EXERCISE INPUTS:
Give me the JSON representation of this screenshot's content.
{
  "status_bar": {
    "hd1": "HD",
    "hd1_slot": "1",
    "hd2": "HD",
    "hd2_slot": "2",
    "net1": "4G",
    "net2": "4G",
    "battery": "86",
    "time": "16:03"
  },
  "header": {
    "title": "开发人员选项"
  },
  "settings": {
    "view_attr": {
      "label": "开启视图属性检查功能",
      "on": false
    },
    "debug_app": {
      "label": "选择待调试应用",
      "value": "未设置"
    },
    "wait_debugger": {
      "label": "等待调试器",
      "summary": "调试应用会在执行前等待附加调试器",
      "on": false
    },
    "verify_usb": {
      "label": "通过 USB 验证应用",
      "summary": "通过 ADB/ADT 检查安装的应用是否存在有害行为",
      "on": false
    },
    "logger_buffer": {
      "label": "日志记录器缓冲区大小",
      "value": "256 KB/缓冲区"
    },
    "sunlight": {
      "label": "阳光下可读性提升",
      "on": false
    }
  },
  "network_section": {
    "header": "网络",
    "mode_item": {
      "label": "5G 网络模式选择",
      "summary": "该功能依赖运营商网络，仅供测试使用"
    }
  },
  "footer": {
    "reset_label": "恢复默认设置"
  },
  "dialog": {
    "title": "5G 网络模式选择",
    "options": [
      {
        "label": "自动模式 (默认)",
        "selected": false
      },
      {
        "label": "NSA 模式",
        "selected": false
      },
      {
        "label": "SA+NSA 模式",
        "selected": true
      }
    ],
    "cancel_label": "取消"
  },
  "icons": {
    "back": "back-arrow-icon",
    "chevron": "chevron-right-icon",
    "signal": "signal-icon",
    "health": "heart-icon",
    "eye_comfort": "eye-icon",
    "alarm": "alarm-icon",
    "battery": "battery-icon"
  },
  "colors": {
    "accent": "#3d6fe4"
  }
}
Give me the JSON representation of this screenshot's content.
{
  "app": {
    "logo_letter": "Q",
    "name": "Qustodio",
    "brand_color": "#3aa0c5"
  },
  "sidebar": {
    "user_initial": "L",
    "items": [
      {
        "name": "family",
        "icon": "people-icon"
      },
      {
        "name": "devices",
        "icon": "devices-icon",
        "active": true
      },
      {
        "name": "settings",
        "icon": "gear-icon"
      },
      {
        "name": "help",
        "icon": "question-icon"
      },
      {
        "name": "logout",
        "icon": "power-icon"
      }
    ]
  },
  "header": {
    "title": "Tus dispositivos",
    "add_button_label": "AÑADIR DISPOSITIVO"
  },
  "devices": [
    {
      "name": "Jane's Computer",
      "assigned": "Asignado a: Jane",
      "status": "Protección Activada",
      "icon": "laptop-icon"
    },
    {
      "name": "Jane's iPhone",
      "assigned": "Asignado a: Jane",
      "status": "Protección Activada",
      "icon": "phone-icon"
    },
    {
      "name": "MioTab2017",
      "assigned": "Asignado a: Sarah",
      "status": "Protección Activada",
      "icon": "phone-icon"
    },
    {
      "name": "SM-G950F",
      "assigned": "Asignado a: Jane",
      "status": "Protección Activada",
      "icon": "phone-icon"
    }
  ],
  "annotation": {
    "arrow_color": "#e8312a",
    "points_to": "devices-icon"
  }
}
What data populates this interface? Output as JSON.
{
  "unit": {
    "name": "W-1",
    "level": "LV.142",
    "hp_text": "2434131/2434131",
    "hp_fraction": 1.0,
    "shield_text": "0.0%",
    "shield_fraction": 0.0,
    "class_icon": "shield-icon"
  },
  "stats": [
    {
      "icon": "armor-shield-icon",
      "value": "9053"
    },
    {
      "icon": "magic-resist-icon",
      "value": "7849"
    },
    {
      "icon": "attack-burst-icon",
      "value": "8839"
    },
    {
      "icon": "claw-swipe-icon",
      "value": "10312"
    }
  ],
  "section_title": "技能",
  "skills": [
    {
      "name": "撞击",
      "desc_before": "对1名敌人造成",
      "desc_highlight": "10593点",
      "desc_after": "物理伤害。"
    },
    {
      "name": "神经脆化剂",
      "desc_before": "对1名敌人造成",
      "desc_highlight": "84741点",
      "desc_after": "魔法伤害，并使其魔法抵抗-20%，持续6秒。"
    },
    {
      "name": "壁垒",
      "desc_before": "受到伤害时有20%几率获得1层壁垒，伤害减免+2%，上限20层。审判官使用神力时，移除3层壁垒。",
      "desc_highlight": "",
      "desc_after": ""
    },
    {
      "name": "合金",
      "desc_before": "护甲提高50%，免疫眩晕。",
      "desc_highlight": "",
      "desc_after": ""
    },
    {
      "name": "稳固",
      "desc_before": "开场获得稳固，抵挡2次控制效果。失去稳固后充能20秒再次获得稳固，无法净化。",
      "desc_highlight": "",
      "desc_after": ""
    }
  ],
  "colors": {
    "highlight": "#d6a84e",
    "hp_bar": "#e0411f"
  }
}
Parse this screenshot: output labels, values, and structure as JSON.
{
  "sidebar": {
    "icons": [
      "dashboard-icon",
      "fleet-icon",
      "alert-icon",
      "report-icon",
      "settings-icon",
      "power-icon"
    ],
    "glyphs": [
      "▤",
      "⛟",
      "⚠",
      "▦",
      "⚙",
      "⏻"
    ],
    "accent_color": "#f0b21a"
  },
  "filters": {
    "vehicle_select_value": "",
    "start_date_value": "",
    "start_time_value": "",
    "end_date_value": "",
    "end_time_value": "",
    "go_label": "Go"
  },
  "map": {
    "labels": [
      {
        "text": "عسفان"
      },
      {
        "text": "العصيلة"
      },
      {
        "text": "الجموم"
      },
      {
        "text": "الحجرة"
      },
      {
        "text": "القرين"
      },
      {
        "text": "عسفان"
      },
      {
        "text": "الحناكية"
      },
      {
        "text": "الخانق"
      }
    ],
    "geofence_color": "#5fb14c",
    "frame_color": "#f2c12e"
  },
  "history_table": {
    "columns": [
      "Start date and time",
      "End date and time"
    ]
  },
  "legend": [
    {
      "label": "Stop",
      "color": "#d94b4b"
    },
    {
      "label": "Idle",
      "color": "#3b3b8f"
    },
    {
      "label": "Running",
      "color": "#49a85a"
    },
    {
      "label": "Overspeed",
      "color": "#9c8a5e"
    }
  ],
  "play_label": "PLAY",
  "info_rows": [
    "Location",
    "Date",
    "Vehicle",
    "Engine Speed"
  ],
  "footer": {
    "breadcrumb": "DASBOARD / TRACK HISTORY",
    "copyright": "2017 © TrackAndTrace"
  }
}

DIRECTIONS:
Transcribe the material above in its entirety. Match it exactly.

CORRECT RESULT:
Give me the JSON representation of this screenshot's content.
{
  "status_bar": {
    "hd1": "HD",
    "hd1_slot": "1",
    "hd2": "HD",
    "hd2_slot": "2",
    "net1": "4G",
    "net2": "4G",
    "battery": "86",
    "time": "16:03"
  },
  "header": {
    "title": "开发人员选项"
  },
  "settings": {
    "view_attr": {
      "label": "开启视图属性检查功能",
      "on": false
    },
    "debug_app": {
      "label": "选择待调试应用",
      "value": "未设置"
    },
    "wait_debugger": {
      "label": "等待调试器",
      "summary": "调试应用会在执行前等待附加调试器",
      "on": false
    },
    "verify_usb": {
      "label": "通过 USB 验证应用",
      "summary": "通过 ADB/ADT 检查安装的应用是否存在有害行为",
      "on": false
    },
    "logger_buffer": {
      "label": "日志记录器缓冲区大小",
      "value": "256 KB/缓冲区"
    },
    "sunlight": {
      "label": "阳光下可读性提升",
      "on": false
    }
  },
  "network_section": {
    "header": "网络",
    "mode_item": {
      "label": "5G 网络模式选择",
      "summary": "该功能依赖运营商网络，仅供测试使用"
    }
  },
  "footer": {
    "reset_label": "恢复默认设置"
  },
  "dialog": {
    "title": "5G 网络模式选择",
    "options": [
      {
        "label": "自动模式 (默认)",
        "selected": false
      },
      {
        "label": "NSA 模式",
        "selected": false
      },
      {
        "label": "SA+NSA 模式",
        "selected": true
      }
    ],
    "cancel_label": "取消"
  },
  "icons": {
    "back": "back-arrow-icon",
    "chevron": "chevron-right-icon",
    "signal": "signal-icon",
    "health": "heart-icon",
    "eye_comfort": "eye-icon",
    "alarm": "alarm-icon",
    "battery": "battery-icon"
  },
  "colors": {
    "accent": "#3d6fe4"
  }
}
Give me the JSON representation of this screenshot's content.
{
  "app": {
    "logo_letter": "Q",
    "name": "Qustodio",
    "brand_color": "#3aa0c5"
  },
  "sidebar": {
    "user_initial": "L",
    "items": [
      {
        "name": "family",
        "icon": "people-icon"
      },
      {
        "name": "devices",
        "icon": "devices-icon",
        "active": true
      },
      {
        "name": "settings",
        "icon": "gear-icon"
      },
      {
        "name": "help",
        "icon": "question-icon"
      },
      {
        "name": "logout",
        "icon": "power-icon"
      }
    ]
  },
  "header": {
    "title": "Tus dispositivos",
    "add_button_label": "AÑADIR DISPOSITIVO"
  },
  "devices": [
    {
      "name": "Jane's Computer",
      "assigned": "Asignado a: Jane",
      "status": "Protección Activada",
      "icon": "laptop-icon"
    },
    {
      "name": "Jane's iPhone",
      "assigned": "Asignado a: Jane",
      "status": "Protección Activada",
      "icon": "phone-icon"
    },
    {
      "name": "MioTab2017",
      "assigned": "Asignado a: Sarah",
      "status": "Protección Activada",
      "icon": "phone-icon"
    },
    {
      "name": "SM-G950F",
      "assigned": "Asignado a: Jane",
      "status": "Protección Activada",
      "icon": "phone-icon"
    }
  ],
  "annotation": {
    "arrow_color": "#e8312a",
    "points_to": "devices-icon"
  }
}
What data populates this interface? Output as JSON.
{
  "unit": {
    "name": "W-1",
    "level": "LV.142",
    "hp_text": "2434131/2434131",
    "hp_fraction": 1.0,
    "shield_text": "0.0%",
    "shield_fraction": 0.0,
    "class_icon": "shield-icon"
  },
  "stats": [
    {
      "icon": "armor-shield-icon",
      "value": "9053"
    },
    {
      "icon": "magic-resist-icon",
      "value": "7849"
    },
    {
      "icon": "attack-burst-icon",
      "value": "8839"
    },
    {
      "icon": "claw-swipe-icon",
      "value": "10312"
    }
  ],
  "section_title": "技能",
  "skills": [
    {
      "name": "撞击",
      "desc_before": "对1名敌人造成",
      "desc_highlight": "10593点",
      "desc_after": "物理伤害。"
    },
    {
      "name": "神经脆化剂",
      "desc_before": "对1名敌人造成",
      "desc_highlight": "84741点",
      "desc_after": "魔法伤害，并使其魔法抵抗-20%，持续6秒。"
    },
    {
      "name": "壁垒",
      "desc_before": "受到伤害时有20%几率获得1层壁垒，伤害减免+2%，上限20层。审判官使用神力时，移除3层壁垒。",
      "desc_highlight": "",
      "desc_after": ""
    },
    {
      "name": "合金",
      "desc_before": "护甲提高50%，免疫眩晕。",
      "desc_highlight": "",
      "desc_after": ""
    },
    {
      "name": "稳固",
      "desc_before": "开场获得稳固，抵挡2次控制效果。失去稳固后充能20秒再次获得稳固，无法净化。",
      "desc_highlight": "",
      "desc_after": ""
    }
  ],
  "colors": {
    "highlight": "#d6a84e",
    "hp_bar": "#e0411f"
  }
}
Parse this screenshot: output labels, values, and structure as JSON.
{
  "sidebar": {
    "icons": [
      "dashboard-icon",
      "fleet-icon",
      "alert-icon",
      "report-icon",
      "settings-icon",
      "power-icon"
    ],
    "glyphs": [
      "▤",
      "⛟",
      "⚠",
      "▦",
      "⚙",
      "⏻"
    ],
    "accent_color": "#f0b21a"
  },
  "filters": {
    "vehicle_select_value": "",
    "start_date_value": "",
    "start_time_value": "",
    "end_date_value": "",
    "end_time_value": "",
    "go_label": "Go"
  },
  "map": {
    "labels": [
      {
        "text": "عسفان"
      },
      {
        "text": "العصيلة"
      },
      {
        "text": "الجموم"
      },
      {
        "text": "الحجرة"
      },
      {
        "text": "القرين"
      },
      {
        "text": "عسفان"
      },
      {
        "text": "الحناكية"
      },
      {
        "text": "الخانق"
      }
    ],
    "geofence_color": "#5fb14c",
    "frame_color": "#f2c12e"
  },
  "history_table": {
    "columns": [
      "Start date and time",
      "End date and time"
    ]
  },
  "legend": [
    {
      "label": "Stop",
      "color": "#d94b4b"
    },
    {
      "label": "Idle",
      "color": "#3b3b8f"
    },
    {
      "label": "Running",
      "color": "#49a85a"
    },
    {
      "label": "Overspeed",
      "color": "#9c8a5e"
    }
  ],
  "play_label": "PLAY",
  "info_rows": [
    "Location",
    "Date",
    "Vehicle",
    "Engine Speed"
  ],
  "footer": {
    "breadcrumb": "DASBOARD / TRACK HISTORY",
    "copyright": "2017 © TrackAndTrace"
  }
}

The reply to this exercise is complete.